— start of Excerpted data —

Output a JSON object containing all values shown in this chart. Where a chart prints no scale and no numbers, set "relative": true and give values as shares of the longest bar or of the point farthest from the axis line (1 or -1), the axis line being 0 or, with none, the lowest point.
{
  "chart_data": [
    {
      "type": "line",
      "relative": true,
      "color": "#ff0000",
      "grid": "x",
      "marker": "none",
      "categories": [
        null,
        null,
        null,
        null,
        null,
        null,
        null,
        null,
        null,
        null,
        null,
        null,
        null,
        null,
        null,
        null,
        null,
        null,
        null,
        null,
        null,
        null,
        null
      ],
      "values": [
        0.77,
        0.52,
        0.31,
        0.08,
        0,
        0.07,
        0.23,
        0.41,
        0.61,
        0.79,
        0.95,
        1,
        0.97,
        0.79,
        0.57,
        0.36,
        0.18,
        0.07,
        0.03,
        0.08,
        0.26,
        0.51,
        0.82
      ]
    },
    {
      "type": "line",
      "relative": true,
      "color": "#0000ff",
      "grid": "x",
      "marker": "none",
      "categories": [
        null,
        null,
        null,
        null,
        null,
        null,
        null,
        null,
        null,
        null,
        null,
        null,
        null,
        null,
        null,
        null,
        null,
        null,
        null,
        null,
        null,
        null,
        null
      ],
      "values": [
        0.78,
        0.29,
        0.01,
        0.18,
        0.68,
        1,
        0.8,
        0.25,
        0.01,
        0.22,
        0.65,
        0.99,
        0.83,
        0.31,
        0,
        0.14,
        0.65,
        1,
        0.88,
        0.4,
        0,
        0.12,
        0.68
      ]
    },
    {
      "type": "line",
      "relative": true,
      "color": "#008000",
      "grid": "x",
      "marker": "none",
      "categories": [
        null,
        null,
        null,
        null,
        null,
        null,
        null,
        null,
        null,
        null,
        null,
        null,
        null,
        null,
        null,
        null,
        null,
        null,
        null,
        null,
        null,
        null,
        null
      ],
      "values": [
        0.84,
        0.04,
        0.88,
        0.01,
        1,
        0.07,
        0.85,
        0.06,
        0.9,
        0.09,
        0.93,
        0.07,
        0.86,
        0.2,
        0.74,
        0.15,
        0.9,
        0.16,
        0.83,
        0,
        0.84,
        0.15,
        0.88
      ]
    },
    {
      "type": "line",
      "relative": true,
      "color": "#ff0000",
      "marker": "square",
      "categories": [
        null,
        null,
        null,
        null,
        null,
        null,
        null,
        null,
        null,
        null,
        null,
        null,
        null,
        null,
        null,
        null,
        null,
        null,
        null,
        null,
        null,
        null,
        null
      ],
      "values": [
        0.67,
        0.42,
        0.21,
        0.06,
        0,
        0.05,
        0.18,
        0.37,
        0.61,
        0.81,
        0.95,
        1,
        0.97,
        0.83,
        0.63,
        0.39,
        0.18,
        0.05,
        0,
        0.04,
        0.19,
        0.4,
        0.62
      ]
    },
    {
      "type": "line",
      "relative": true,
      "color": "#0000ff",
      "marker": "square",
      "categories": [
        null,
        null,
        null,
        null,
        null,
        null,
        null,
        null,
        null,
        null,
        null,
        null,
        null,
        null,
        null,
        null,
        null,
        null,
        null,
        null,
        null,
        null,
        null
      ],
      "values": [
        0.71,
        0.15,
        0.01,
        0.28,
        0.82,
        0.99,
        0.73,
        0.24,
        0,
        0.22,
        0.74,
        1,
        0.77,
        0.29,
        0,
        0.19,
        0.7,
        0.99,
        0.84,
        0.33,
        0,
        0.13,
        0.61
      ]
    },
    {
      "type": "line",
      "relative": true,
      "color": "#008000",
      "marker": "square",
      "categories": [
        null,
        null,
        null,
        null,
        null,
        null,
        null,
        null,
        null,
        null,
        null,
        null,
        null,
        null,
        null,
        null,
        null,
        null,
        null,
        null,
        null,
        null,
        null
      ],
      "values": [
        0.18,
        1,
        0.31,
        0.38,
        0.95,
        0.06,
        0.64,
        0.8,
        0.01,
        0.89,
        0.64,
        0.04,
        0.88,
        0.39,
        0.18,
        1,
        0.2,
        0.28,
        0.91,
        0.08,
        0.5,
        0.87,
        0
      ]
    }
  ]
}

— end of Excerpted data —

Your task is to reproduce the whole listing exactly.

» Problem solution
Output a JSON object containing all values shown in this chart. Where a chart prints no scale and no numbers, set "relative": true and give values as shares of the longest bar or of the point farthest from the axis line (1 or -1), the axis line being 0 or, with none, the lowest point.
{
  "chart_data": [
    {
      "type": "line",
      "relative": true,
      "color": "#ff0000",
      "grid": "x",
      "marker": "none",
      "categories": [
        null,
        null,
        null,
        null,
        null,
        null,
        null,
        null,
        null,
        null,
        null,
        null,
        null,
        null,
        null,
        null,
        null,
        null,
        null,
        null,
        null,
        null,
        null
      ],
      "values": [
        0.77,
        0.52,
        0.31,
        0.08,
        0,
        0.07,
        0.23,
        0.41,
        0.61,
        0.79,
        0.95,
        1,
        0.97,
        0.79,
        0.57,
        0.36,
        0.18,
        0.07,
        0.03,
        0.08,
        0.26,
        0.51,
        0.82
      ]
    },
    {
      "type": "line",
      "relative": true,
      "color": "#0000ff",
      "grid": "x",
      "marker": "none",
      "categories": [
        null,
        null,
        null,
        null,
        null,
        null,
        null,
        null,
        null,
        null,
        null,
        null,
        null,
        null,
        null,
        null,
        null,
        null,
        null,
        null,
        null,
        null,
        null
      ],
      "values": [
        0.78,
        0.29,
        0.01,
        0.18,
        0.68,
        1,
        0.8,
        0.25,
        0.01,
        0.22,
        0.65,
        0.99,
        0.83,
        0.31,
        0,
        0.14,
        0.65,
        1,
        0.88,
        0.4,
        0,
        0.12,
        0.68
      ]
    },
    {
      "type": "line",
      "relative": true,
      "color": "#008000",
      "grid": "x",
      "marker": "none",
      "categories": [
        null,
        null,
        null,
        null,
        null,
        null,
        null,
        null,
        null,
        null,
        null,
        null,
        null,
        null,
        null,
        null,
        null,
        null,
        null,
        null,
        null,
        null,
        null
      ],
      "values": [
        0.84,
        0.04,
        0.88,
        0.01,
        1,
        0.07,
        0.85,
        0.06,
        0.9,
        0.09,
        0.93,
        0.07,
        0.86,
        0.2,
        0.74,
        0.15,
        0.9,
        0.16,
        0.83,
        0,
        0.84,
        0.15,
        0.88
      ]
    },
    {
      "type": "line",
      "relative": true,
      "color": "#ff0000",
      "marker": "square",
      "categories": [
        null,
        null,
        null,
        null,
        null,
        null,
        null,
        null,
        null,
        null,
        null,
        null,
        null,
        null,
        null,
        null,
        null,
        null,
        null,
        null,
        null,
        null,
        null
      ],
      "values": [
        0.67,
        0.42,
        0.21,
        0.06,
        0,
        0.05,
        0.18,
        0.37,
        0.61,
        0.81,
        0.95,
        1,
        0.97,
        0.83,
        0.63,
        0.39,
        0.18,
        0.05,
        0,
        0.04,
        0.19,
        0.4,
        0.62
      ]
    },
    {
      "type": "line",
      "relative": true,
      "color": "#0000ff",
      "marker": "square",
      "categories": [
        null,
        null,
        null,
        null,
        null,
        null,
        null,
        null,
        null,
        null,
        null,
        null,
        null,
        null,
        null,
        null,
        null,
        null,
        null,
        null,
        null,
        null,
        null
      ],
      "values": [
        0.71,
        0.15,
        0.01,
        0.28,
        0.82,
        0.99,
        0.73,
        0.24,
        0,
        0.22,
        0.74,
        1,
        0.77,
        0.29,
        0,
        0.19,
        0.7,
        0.99,
        0.84,
        0.33,
        0,
        0.13,
        0.61
      ]
    },
    {
      "type": "line",
      "relative": true,
      "color": "#008000",
      "marker": "square",
      "categories": [
        null,
        null,
        null,
        null,
        null,
        null,
        null,
        null,
        null,
        null,
        null,
        null,
        null,
        null,
        null,
        null,
        null,
        null,
        null,
        null,
        null,
        null,
        null
      ],
      "values": [
        0.18,
        1,
        0.31,
        0.38,
        0.95,
        0.06,
        0.64,
        0.8,
        0.01,
        0.89,
        0.64,
        0.04,
        0.88,
        0.39,
        0.18,
        1,
        0.2,
        0.28,
        0.91,
        0.08,
        0.5,
        0.87,
        0
      ]
    }
  ]
}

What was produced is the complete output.